[Records contained in a dataset]
-- start --

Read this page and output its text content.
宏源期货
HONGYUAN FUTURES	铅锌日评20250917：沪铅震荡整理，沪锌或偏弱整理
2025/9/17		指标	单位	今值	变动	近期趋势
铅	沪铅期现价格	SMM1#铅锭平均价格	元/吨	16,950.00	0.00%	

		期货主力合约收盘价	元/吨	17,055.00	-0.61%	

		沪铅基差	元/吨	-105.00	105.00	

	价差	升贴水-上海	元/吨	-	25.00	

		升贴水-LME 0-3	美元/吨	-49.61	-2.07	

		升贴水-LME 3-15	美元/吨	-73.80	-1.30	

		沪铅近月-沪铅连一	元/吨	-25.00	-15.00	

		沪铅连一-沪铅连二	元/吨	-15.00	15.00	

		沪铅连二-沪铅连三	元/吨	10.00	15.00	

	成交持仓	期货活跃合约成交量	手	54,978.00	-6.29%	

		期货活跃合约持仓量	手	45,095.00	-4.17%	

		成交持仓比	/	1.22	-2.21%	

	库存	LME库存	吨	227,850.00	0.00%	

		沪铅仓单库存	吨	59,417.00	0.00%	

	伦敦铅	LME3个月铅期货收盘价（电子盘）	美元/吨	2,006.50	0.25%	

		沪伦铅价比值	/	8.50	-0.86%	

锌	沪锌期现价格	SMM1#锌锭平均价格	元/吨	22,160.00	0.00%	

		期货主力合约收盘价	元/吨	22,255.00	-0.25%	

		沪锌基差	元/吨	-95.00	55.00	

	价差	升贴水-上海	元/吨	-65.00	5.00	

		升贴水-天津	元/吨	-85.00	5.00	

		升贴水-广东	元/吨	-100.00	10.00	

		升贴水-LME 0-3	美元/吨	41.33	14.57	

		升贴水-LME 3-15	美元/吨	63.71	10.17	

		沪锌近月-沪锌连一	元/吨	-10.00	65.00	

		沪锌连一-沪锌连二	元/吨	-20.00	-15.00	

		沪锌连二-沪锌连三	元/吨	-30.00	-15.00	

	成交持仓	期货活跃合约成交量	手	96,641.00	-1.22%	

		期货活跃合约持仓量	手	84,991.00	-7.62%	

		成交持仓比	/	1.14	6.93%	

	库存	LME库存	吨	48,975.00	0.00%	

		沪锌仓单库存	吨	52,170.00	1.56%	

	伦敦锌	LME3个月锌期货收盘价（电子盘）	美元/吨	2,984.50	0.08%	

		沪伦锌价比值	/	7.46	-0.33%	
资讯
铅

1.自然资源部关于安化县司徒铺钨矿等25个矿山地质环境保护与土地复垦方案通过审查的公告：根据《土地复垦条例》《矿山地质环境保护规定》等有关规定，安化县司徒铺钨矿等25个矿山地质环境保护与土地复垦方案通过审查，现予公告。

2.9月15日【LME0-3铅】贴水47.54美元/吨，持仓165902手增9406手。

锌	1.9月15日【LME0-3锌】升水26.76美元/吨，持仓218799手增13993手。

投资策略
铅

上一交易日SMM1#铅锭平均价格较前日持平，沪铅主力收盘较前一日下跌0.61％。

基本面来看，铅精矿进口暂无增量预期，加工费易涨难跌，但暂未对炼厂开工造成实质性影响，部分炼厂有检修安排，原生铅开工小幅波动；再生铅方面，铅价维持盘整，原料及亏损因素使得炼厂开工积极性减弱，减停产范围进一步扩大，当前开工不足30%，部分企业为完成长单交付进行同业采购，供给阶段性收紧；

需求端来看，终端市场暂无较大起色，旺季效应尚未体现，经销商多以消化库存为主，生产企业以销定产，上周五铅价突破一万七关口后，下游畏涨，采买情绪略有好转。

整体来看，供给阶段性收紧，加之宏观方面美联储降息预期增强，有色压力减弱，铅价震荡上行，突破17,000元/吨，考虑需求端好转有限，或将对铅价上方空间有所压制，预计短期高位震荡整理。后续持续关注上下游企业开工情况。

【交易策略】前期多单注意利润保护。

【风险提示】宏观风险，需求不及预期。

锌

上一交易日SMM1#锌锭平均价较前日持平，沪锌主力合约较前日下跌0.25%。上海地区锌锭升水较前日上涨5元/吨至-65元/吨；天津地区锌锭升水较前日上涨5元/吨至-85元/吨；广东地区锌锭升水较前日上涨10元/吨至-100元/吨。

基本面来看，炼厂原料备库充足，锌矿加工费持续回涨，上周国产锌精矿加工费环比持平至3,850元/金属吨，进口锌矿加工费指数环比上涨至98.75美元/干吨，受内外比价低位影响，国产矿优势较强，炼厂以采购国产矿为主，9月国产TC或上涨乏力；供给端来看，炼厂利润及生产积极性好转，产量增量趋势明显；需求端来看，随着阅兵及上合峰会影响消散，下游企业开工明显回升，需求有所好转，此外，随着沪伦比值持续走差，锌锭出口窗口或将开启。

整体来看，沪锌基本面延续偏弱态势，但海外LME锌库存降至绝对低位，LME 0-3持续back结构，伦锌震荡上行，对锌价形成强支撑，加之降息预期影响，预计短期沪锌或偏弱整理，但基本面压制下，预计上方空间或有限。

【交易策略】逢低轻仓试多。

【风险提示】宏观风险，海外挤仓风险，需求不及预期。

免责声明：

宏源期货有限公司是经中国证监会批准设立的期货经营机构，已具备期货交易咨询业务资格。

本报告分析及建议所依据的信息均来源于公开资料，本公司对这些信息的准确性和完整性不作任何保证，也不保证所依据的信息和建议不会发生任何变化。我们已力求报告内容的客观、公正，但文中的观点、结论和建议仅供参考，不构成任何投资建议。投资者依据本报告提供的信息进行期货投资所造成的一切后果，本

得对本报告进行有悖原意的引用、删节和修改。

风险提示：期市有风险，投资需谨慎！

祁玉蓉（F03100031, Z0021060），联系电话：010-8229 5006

-- end --

WHAT THE TASK ASKS: Print out all the entries precisely as written.

RIGHT ANSWER:
Read this page and output its text content.
宏源期货
HONGYUAN FUTURES	铅锌日评20250917：沪铅震荡整理，沪锌或偏弱整理
2025/9/17		指标	单位	今值	变动	近期趋势
铅	沪铅期现价格	SMM1#铅锭平均价格	元/吨	16,950.00	0.00%	

		期货主力合约收盘价	元/吨	17,055.00	-0.61%	

		沪铅基差	元/吨	-105.00	105.00	

	价差	升贴水-上海	元/吨	-	25.00	

		升贴水-LME 0-3	美元/吨	-49.61	-2.07	

		升贴水-LME 3-15	美元/吨	-73.80	-1.30	

		沪铅近月-沪铅连一	元/吨	-25.00	-15.00	

		沪铅连一-沪铅连二	元/吨	-15.00	15.00	

		沪铅连二-沪铅连三	元/吨	10.00	15.00	

	成交持仓	期货活跃合约成交量	手	54,978.00	-6.29%	

		期货活跃合约持仓量	手	45,095.00	-4.17%	

		成交持仓比	/	1.22	-2.21%	

	库存	LME库存	吨	227,850.00	0.00%	

		沪铅仓单库存	吨	59,417.00	0.00%	

	伦敦铅	LME3个月铅期货收盘价（电子盘）	美元/吨	2,006.50	0.25%	

		沪伦铅价比值	/	8.50	-0.86%	

锌	沪锌期现价格	SMM1#锌锭平均价格	元/吨	22,160.00	0.00%	

		期货主力合约收盘价	元/吨	22,255.00	-0.25%	

		沪锌基差	元/吨	-95.00	55.00	

	价差	升贴水-上海	元/吨	-65.00	5.00	

		升贴水-天津	元/吨	-85.00	5.00	

		升贴水-广东	元/吨	-100.00	10.00	

		升贴水-LME 0-3	美元/吨	41.33	14.57	

		升贴水-LME 3-15	美元/吨	63.71	10.17	

		沪锌近月-沪锌连一	元/吨	-10.00	65.00	

		沪锌连一-沪锌连二	元/吨	-20.00	-15.00	

		沪锌连二-沪锌连三	元/吨	-30.00	-15.00	

	成交持仓	期货活跃合约成交量	手	96,641.00	-1.22%	

		期货活跃合约持仓量	手	84,991.00	-7.62%	

		成交持仓比	/	1.14	6.93%	

	库存	LME库存	吨	48,975.00	0.00%	

		沪锌仓单库存	吨	52,170.00	1.56%	

	伦敦锌	LME3个月锌期货收盘价（电子盘）	美元/吨	2,984.50	0.08%	

		沪伦锌价比值	/	7.46	-0.33%	
资讯
铅

1.自然资源部关于安化县司徒铺钨矿等25个矿山地质环境保护与土地复垦方案通过审查的公告：根据《土地复垦条例》《矿山地质环境保护规定》等有关规定，安化县司徒铺钨矿等25个矿山地质环境保护与土地复垦方案通过审查，现予公告。

2.9月15日【LME0-3铅】贴水47.54美元/吨，持仓165902手增9406手。

锌	1.9月15日【LME0-3锌】升水26.76美元/吨，持仓218799手增13993手。

投资策略
铅

上一交易日SMM1#铅锭平均价格较前日持平，沪铅主力收盘较前一日下跌0.61％。

基本面来看，铅精矿进口暂无增量预期，加工费易涨难跌，但暂未对炼厂开工造成实质性影响，部分炼厂有检修安排，原生铅开工小幅波动；再生铅方面，铅价维持盘整，原料及亏损因素使得炼厂开工积极性减弱，减停产范围进一步扩大，当前开工不足30%，部分企业为完成长单交付进行同业采购，供给阶段性收紧；

需求端来看，终端市场暂无较大起色，旺季效应尚未体现，经销商多以消化库存为主，生产企业以销定产，上周五铅价突破一万七关口后，下游畏涨，采买情绪略有好转。

整体来看，供给阶段性收紧，加之宏观方面美联储降息预期增强，有色压力减弱，铅价震荡上行，突破17,000元/吨，考虑需求端好转有限，或将对铅价上方空间有所压制，预计短期高位震荡整理。后续持续关注上下游企业开工情况。

【交易策略】前期多单注意利润保护。

【风险提示】宏观风险，需求不及预期。

锌

上一交易日SMM1#锌锭平均价较前日持平，沪锌主力合约较前日下跌0.25%。上海地区锌锭升水较前日上涨5元/吨至-65元/吨；天津地区锌锭升水较前日上涨5元/吨至-85元/吨；广东地区锌锭升水较前日上涨10元/吨至-100元/吨。

基本面来看，炼厂原料备库充足，锌矿加工费持续回涨，上周国产锌精矿加工费环比持平至3,850元/金属吨，进口锌矿加工费指数环比上涨至98.75美元/干吨，受内外比价低位影响，国产矿优势较强，炼厂以采购国产矿为主，9月国产TC或上涨乏力；供给端来看，炼厂利润及生产积极性好转，产量增量趋势明显；需求端来看，随着阅兵及上合峰会影响消散，下游企业开工明显回升，需求有所好转，此外，随着沪伦比值持续走差，锌锭出口窗口或将开启。

整体来看，沪锌基本面延续偏弱态势，但海外LME锌库存降至绝对低位，LME 0-3持续back结构，伦锌震荡上行，对锌价形成强支撑，加之降息预期影响，预计短期沪锌或偏弱整理，但基本面压制下，预计上方空间或有限。

【交易策略】逢低轻仓试多。

【风险提示】宏观风险，海外挤仓风险，需求不及预期。

免责声明：

宏源期货有限公司是经中国证监会批准设立的期货经营机构，已具备期货交易咨询业务资格。

本报告分析及建议所依据的信息均来源于公开资料，本公司对这些信息的准确性和完整性不作任何保证，也不保证所依据的信息和建议不会发生任何变化。我们已力求报告内容的客观、公正，但文中的观点、结论和建议仅供参考，不构成任何投资建议。投资者依据本报告提供的信息进行期货投资所造成的一切后果，本

得对本报告进行有悖原意的引用、删节和修改。

风险提示：期市有风险，投资需谨慎！

祁玉蓉（F03100031, Z0021060），联系电话：010-8229 5006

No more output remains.